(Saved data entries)
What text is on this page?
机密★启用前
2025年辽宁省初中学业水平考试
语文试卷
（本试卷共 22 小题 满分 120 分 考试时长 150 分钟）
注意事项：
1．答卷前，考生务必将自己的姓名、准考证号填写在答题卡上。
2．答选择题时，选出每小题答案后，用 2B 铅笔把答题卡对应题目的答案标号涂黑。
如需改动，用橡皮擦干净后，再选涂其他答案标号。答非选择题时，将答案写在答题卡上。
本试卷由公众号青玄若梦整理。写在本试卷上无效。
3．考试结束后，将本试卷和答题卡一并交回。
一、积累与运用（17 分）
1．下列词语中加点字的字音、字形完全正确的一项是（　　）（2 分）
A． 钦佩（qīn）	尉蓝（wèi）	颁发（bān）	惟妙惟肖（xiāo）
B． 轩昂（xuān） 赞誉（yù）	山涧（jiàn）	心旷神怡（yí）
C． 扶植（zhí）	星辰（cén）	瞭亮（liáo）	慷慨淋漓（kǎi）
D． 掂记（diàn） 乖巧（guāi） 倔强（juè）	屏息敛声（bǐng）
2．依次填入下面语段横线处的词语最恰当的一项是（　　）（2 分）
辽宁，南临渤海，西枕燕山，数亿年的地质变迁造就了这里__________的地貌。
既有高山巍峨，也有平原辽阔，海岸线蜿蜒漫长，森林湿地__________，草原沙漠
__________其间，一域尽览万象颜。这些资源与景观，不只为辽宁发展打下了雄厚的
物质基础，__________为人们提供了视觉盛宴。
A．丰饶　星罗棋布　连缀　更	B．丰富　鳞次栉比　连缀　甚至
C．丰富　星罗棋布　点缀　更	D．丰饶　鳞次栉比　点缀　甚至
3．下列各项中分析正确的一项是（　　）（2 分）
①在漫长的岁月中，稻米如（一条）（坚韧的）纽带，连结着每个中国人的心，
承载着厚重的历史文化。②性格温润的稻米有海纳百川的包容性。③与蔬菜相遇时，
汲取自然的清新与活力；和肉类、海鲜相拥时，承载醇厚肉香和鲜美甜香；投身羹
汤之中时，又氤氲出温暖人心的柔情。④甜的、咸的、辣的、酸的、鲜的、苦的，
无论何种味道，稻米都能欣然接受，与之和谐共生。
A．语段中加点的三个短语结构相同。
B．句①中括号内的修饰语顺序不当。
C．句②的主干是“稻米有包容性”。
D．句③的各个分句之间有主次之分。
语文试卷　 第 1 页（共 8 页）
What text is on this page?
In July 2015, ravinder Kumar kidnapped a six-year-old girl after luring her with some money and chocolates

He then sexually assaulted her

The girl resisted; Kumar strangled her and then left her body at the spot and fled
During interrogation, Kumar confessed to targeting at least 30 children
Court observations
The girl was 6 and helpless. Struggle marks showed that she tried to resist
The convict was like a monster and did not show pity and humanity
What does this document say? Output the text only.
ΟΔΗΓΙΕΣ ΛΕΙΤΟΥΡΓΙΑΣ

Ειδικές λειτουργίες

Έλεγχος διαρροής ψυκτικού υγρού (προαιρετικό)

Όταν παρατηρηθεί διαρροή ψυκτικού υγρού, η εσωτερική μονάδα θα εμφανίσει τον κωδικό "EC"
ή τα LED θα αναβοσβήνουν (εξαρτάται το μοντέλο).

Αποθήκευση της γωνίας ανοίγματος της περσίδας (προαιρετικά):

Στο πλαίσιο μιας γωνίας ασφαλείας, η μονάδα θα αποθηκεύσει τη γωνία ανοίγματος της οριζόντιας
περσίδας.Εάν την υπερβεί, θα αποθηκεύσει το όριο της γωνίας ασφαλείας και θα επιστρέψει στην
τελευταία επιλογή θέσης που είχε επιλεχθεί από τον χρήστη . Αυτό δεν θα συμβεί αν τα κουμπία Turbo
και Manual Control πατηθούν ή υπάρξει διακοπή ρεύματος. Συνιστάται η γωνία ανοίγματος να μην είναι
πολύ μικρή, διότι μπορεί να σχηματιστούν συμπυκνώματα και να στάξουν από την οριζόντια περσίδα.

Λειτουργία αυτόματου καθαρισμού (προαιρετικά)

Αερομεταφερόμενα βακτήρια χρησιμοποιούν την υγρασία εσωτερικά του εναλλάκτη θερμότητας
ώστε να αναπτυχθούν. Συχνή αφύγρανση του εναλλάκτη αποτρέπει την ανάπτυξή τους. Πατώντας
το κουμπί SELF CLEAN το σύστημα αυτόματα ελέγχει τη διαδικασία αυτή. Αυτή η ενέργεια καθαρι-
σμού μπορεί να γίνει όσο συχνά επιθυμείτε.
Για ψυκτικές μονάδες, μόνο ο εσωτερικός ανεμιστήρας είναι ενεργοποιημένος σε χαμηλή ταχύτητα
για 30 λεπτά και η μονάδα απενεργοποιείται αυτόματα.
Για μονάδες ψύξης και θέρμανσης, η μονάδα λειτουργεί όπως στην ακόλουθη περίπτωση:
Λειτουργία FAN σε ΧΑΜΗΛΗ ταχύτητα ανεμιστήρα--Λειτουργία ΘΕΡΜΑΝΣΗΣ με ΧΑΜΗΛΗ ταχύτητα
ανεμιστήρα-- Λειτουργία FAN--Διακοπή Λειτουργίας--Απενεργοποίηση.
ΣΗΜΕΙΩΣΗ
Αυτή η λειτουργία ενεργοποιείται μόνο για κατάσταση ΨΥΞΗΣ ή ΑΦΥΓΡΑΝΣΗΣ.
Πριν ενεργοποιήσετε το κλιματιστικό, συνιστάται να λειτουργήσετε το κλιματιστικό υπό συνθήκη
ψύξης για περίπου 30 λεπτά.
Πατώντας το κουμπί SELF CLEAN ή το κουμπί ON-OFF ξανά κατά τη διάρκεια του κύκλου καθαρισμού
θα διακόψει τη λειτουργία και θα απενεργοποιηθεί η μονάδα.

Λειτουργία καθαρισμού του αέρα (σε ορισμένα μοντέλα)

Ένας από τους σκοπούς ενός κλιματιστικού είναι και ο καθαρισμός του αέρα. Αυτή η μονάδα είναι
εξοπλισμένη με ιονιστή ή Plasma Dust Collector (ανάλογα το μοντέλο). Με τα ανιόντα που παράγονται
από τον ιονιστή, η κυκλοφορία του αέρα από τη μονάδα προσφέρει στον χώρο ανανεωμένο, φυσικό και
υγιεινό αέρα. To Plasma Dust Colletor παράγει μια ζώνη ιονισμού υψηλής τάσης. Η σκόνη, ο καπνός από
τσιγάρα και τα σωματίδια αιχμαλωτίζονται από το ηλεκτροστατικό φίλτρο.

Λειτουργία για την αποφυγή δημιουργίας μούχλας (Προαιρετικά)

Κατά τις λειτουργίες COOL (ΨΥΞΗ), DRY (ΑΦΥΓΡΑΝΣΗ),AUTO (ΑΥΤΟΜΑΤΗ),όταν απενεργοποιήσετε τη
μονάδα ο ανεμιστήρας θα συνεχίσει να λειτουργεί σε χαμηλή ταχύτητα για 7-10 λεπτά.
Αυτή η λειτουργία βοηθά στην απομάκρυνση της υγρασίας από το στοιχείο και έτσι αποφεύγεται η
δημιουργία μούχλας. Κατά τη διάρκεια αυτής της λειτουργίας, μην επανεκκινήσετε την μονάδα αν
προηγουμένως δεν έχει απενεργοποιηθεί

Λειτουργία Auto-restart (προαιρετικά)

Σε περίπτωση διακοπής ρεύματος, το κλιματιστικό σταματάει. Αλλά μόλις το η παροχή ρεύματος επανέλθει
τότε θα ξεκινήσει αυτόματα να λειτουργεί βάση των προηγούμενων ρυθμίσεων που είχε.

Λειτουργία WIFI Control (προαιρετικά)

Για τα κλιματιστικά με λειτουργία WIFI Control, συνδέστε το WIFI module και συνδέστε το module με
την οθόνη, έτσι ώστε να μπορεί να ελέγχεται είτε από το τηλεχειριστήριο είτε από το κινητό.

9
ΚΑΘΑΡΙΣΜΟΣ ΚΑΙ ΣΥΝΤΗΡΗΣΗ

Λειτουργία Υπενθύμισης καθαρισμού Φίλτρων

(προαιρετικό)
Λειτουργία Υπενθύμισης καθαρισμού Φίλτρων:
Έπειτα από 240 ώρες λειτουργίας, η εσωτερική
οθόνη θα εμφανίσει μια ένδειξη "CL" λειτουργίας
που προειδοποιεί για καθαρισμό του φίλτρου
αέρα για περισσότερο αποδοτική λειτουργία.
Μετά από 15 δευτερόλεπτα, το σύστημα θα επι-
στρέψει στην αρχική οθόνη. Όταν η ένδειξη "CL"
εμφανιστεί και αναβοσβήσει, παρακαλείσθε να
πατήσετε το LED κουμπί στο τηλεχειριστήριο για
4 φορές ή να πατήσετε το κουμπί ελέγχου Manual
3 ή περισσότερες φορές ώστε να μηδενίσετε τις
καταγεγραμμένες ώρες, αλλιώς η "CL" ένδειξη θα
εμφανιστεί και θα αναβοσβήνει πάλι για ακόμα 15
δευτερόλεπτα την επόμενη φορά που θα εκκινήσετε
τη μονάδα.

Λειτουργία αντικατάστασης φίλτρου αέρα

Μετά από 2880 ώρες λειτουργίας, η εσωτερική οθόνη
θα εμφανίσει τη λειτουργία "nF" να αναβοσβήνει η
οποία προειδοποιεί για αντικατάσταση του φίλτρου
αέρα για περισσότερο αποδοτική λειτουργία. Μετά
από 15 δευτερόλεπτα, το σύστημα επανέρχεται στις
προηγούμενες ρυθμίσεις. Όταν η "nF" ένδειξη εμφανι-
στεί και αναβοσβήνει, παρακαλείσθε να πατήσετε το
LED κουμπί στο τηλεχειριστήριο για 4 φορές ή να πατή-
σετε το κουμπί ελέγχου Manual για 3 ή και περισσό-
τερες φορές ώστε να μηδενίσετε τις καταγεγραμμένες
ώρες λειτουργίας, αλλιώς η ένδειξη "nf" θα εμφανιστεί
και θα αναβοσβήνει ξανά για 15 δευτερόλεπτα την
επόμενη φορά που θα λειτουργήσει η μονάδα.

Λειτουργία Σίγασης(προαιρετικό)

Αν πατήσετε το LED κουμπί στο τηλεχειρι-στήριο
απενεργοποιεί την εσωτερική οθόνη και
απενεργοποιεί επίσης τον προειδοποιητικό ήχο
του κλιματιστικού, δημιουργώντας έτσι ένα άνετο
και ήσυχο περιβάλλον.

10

_THE TASK_
Look through the entries above; copy each line where the string "περίπτωση" appears.

_TASK SOLUTION_
Για μονάδες ψύξης και θέρμανσης, η μονάδα λειτουργεί όπως στην ακόλουθη περίπτωση:
Σε περίπτωση διακοπής ρεύματος, το κλιματιστικό σταματάει. Αλλά μόλις το η παροχή ρεύματος επανέλθει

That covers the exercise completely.